RECORDS FOR THE TASK:

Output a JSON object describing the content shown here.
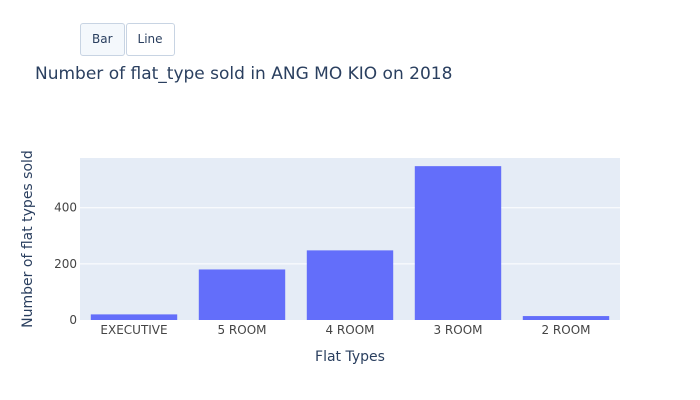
{
  "controls": {
    "buttons": [
      {
        "label": "Bar",
        "active": true
      },
      {
        "label": "Line",
        "active": false
      }
    ]
  },
  "chart_data": {
    "type": "bar",
    "title": "Number of flat_type sold in ANG MO KIO on 2018",
    "xlabel": "Flat Types",
    "ylabel": "Number of flat types sold",
    "categories": [
      "EXECUTIVE",
      "5 ROOM",
      "4 ROOM",
      "3 ROOM",
      "2 ROOM"
    ],
    "values": [
      20,
      180,
      248,
      548,
      14
    ],
    "ylim": [
      0,
      577
    ],
    "yticks": [
      0,
      200,
      400
    ],
    "grid": true,
    "colors": {
      "bar": "#636efa",
      "plot_bg": "#e5ecf6",
      "grid": "#ffffff",
      "text": "#2a3f5f",
      "tick_text": "#444444"
    }
  }
}
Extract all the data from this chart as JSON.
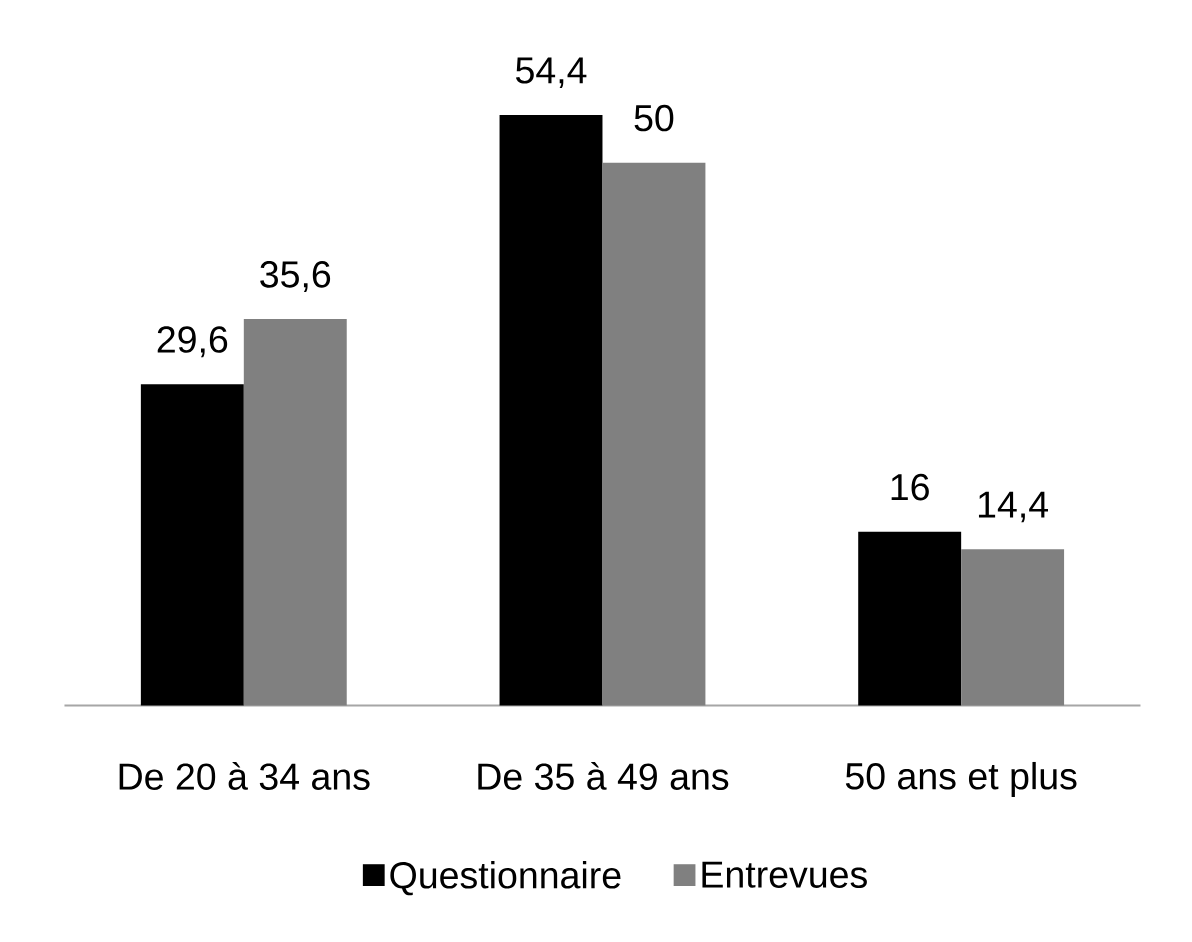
{
  "chart_data": {
    "type": "bar",
    "categories": [
      "De 20 à 34 ans",
      "De 35 à 49 ans",
      "50 ans et plus"
    ],
    "series": [
      {
        "name": "Questionnaire",
        "color": "#000000",
        "values": [
          29.6,
          54.4,
          16
        ],
        "value_labels": [
          "29,6",
          "54,4",
          "16"
        ]
      },
      {
        "name": "Entrevues",
        "color": "#808080",
        "values": [
          35.6,
          50,
          14.4
        ],
        "value_labels": [
          "35,6",
          "50",
          "14,4"
        ]
      }
    ],
    "tick_labels": "x",
    "legend": "bottom"
  }
}
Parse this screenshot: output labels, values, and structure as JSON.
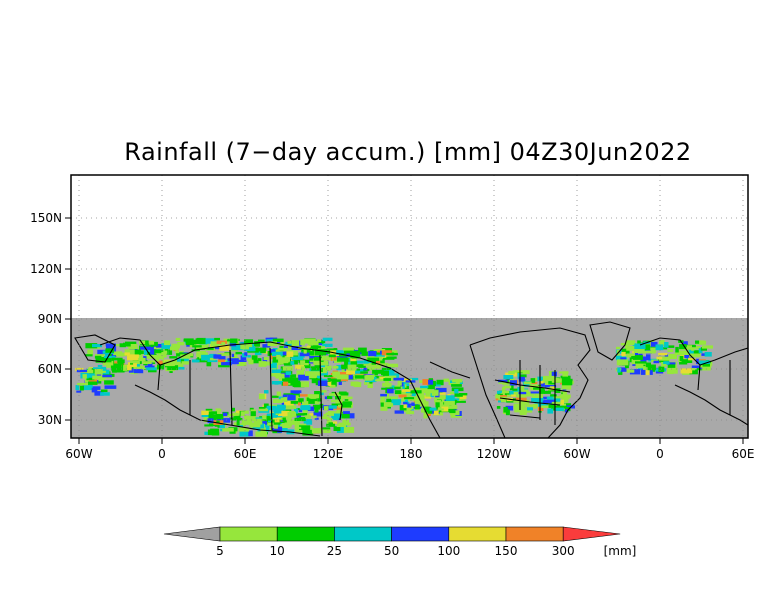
{
  "title": "Rainfall (7−day accum.) [mm] 04Z30Jun2022",
  "map": {
    "x_ticks": [
      "60W",
      "0",
      "60E",
      "120E",
      "180",
      "120W",
      "60W",
      "0",
      "60E"
    ],
    "y_ticks": [
      "30N",
      "60N",
      "90N",
      "120N",
      "150N"
    ],
    "no_data_color": "#a9a9a9",
    "land_outline_color": "#000000"
  },
  "colorbar": {
    "colors": [
      "#a0a0a0",
      "#96e63c",
      "#00cd00",
      "#00c8c8",
      "#1e3cff",
      "#e6dc32",
      "#f08228",
      "#fa3c3c"
    ],
    "labels": [
      "5",
      "10",
      "25",
      "50",
      "100",
      "150",
      "300"
    ],
    "unit": "[mm]"
  }
}
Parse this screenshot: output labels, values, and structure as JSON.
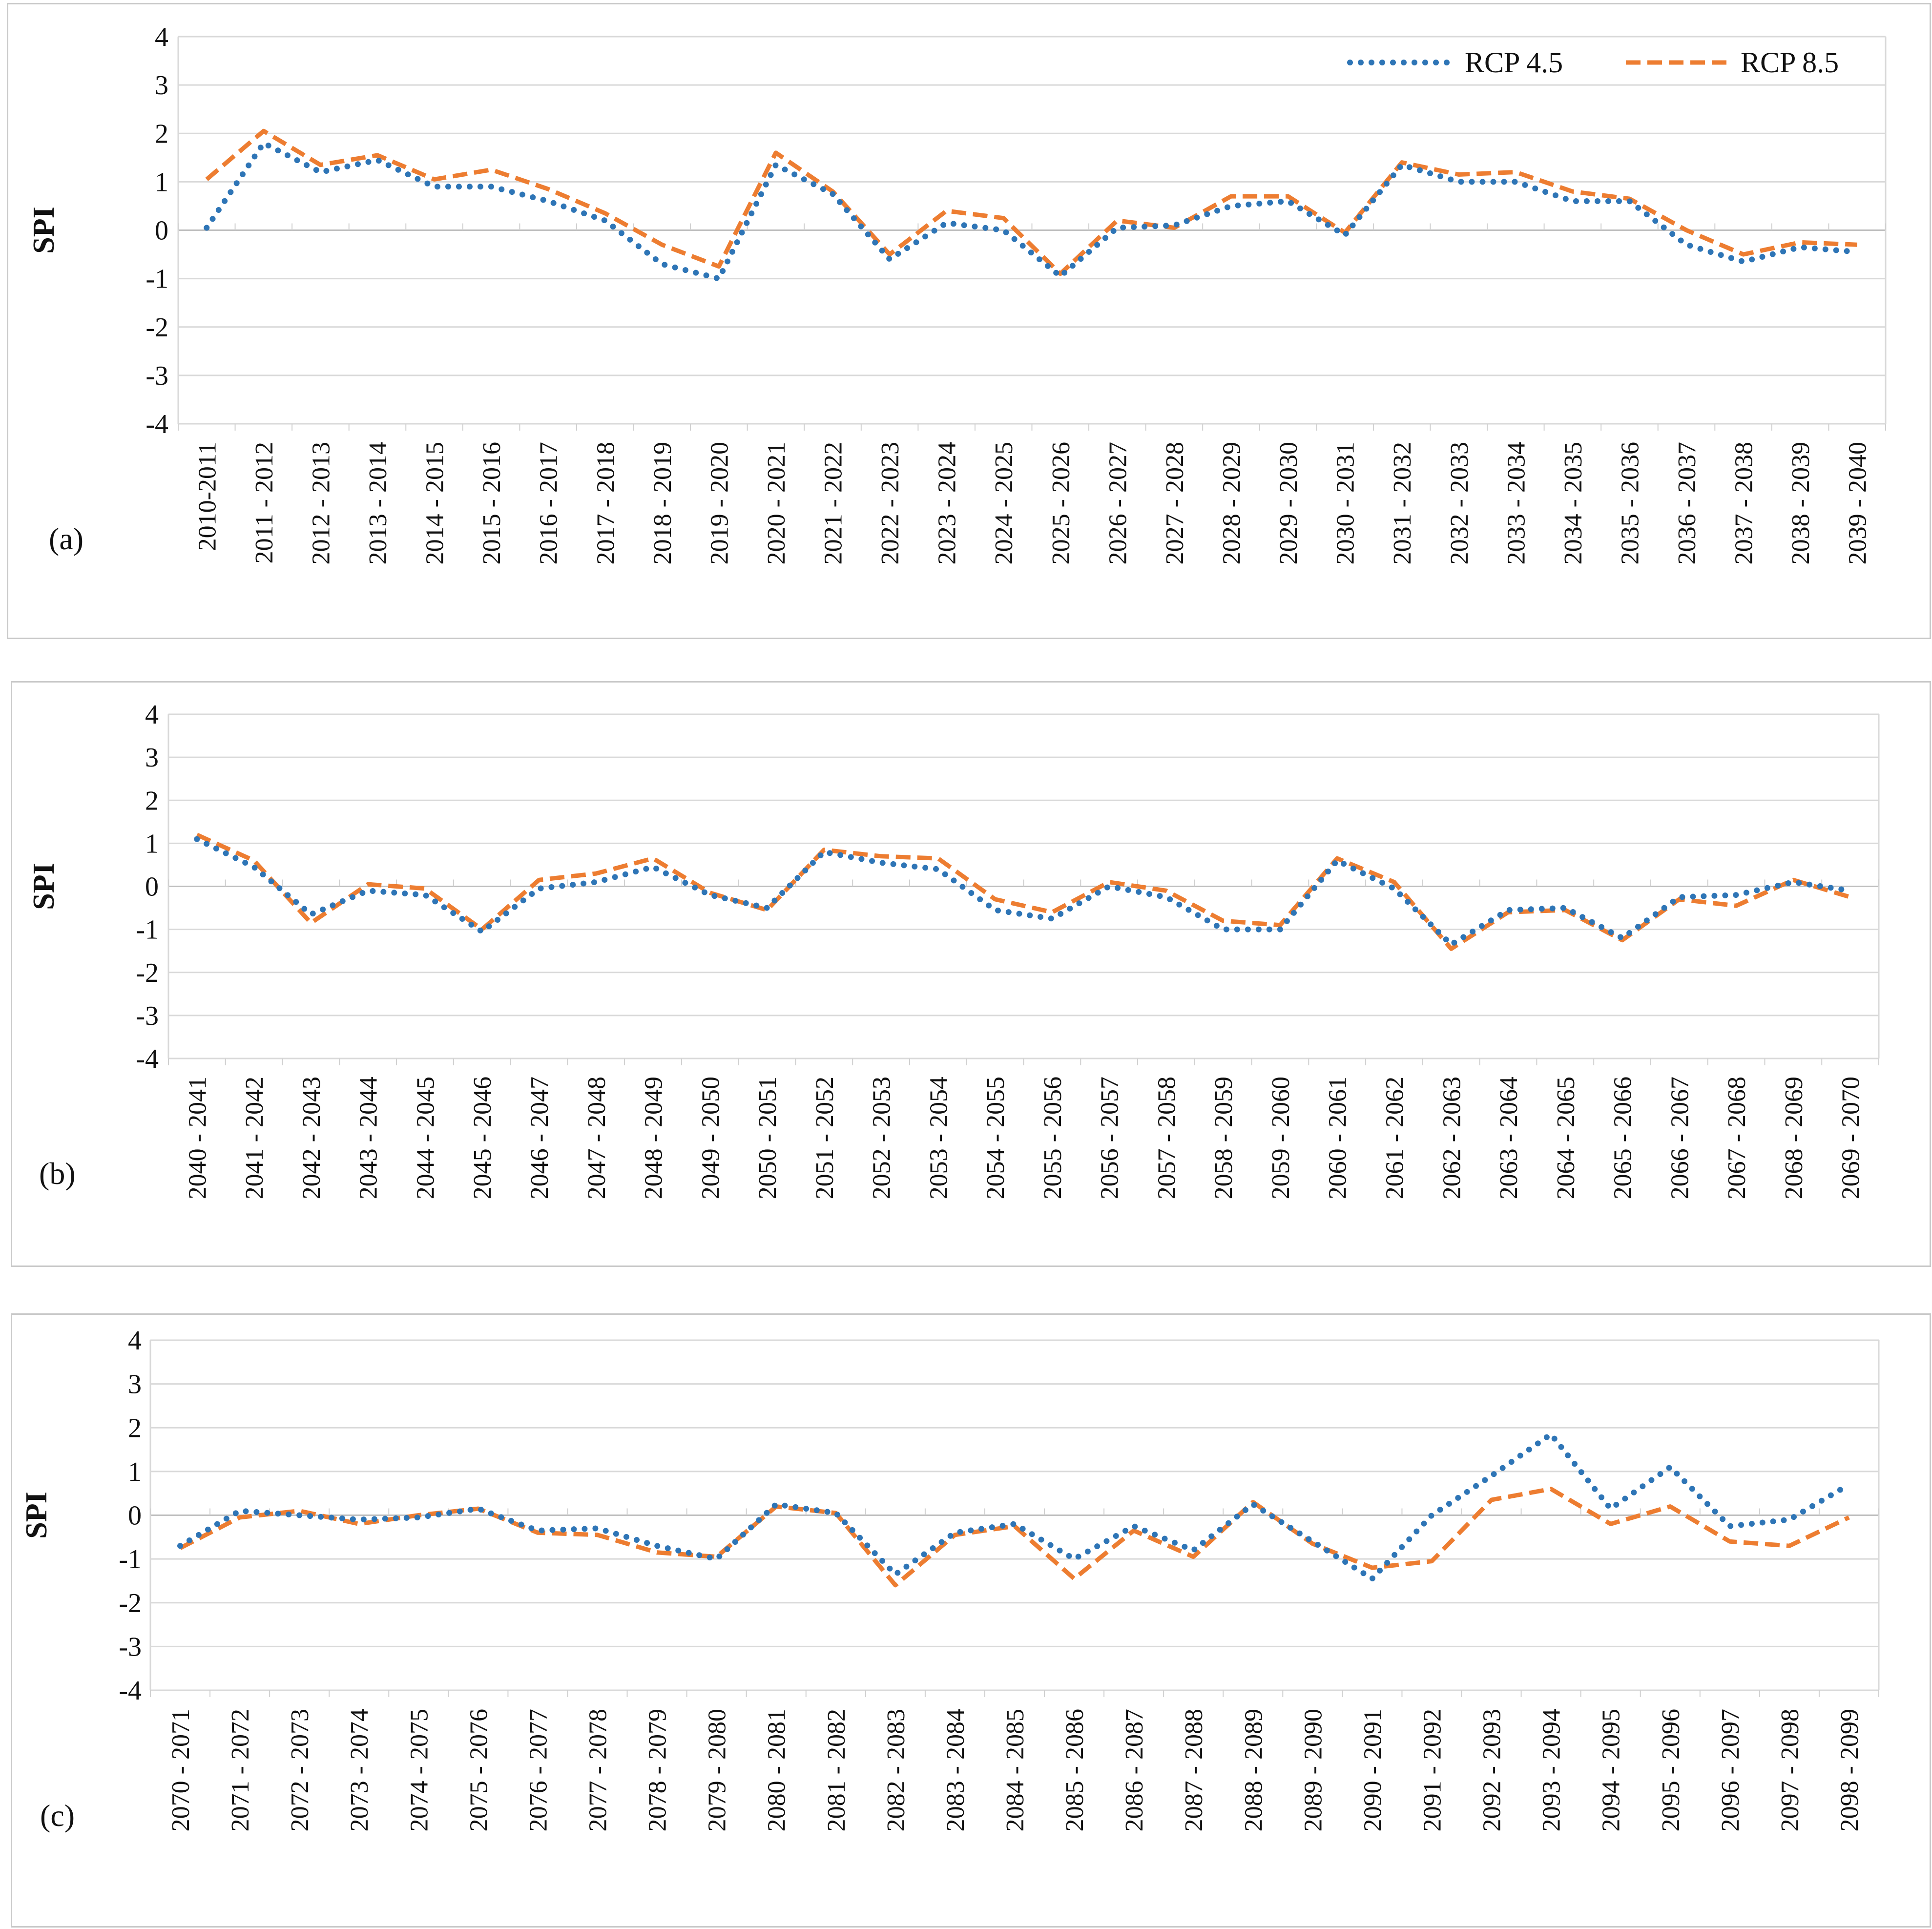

WHAT IS REQUIRED: All of the material above is to be copied exactly, except for its images.

EXPECTED OUTPUT:
Output a JSON object describing the content shown here.
{
  "controls": {
    "buttons": [
      {
        "label": "Bar",
        "active": true
      },
      {
        "label": "Line",
        "active": false
      }
    ]
  },
  "chart_data": {
    "type": "bar",
    "title": "Number of flat_type sold in ANG MO KIO on 2018",
    "xlabel": "Flat Types",
    "ylabel": "Number of flat types sold",
    "categories": [
      "EXECUTIVE",
      "5 ROOM",
      "4 ROOM",
      "3 ROOM",
      "2 ROOM"
    ],
    "values": [
      20,
      180,
      248,
      548,
      14
    ],
    "ylim": [
      0,
      577
    ],
    "yticks": [
      0,
      200,
      400
    ],
    "grid": true,
    "colors": {
      "bar": "#636efa",
      "plot_bg": "#e5ecf6",
      "grid": "#ffffff",
      "text": "#2a3f5f",
      "tick_text": "#444444"
    }
  }
}
Extract all the data from this chart as JSON.
{
  "chart_data": {
    "type": "bar",
    "categories": [
      "De 20 à 34 ans",
      "De 35 à 49 ans",
      "50 ans et plus"
    ],
    "series": [
      {
        "name": "Questionnaire",
        "color": "#000000",
        "values": [
          29.6,
          54.4,
          16
        ],
        "value_labels": [
          "29,6",
          "54,4",
          "16"
        ]
      },
      {
        "name": "Entrevues",
        "color": "#808080",
        "values": [
          35.6,
          50,
          14.4
        ],
        "value_labels": [
          "35,6",
          "50",
          "14,4"
        ]
      }
    ],
    "tick_labels": "x",
    "legend": "bottom"
  }
}
Parse this screenshot: output labels, values, and structure as JSON.
{
  "title": "Rainfall (7−day accum.) [mm] 04Z30Jun2022",
  "map": {
    "x_ticks": [
      "60W",
      "0",
      "60E",
      "120E",
      "180",
      "120W",
      "60W",
      "0",
      "60E"
    ],
    "y_ticks": [
      "30N",
      "60N",
      "90N",
      "120N",
      "150N"
    ],
    "no_data_color": "#a9a9a9",
    "land_outline_color": "#000000"
  },
  "colorbar": {
    "colors": [
      "#a0a0a0",
      "#96e63c",
      "#00cd00",
      "#00c8c8",
      "#1e3cff",
      "#e6dc32",
      "#f08228",
      "#fa3c3c"
    ],
    "labels": [
      "5",
      "10",
      "25",
      "50",
      "100",
      "150",
      "300"
    ],
    "unit": "[mm]"
  }
}
Parse this screenshot: output labels, values, and structure as JSON.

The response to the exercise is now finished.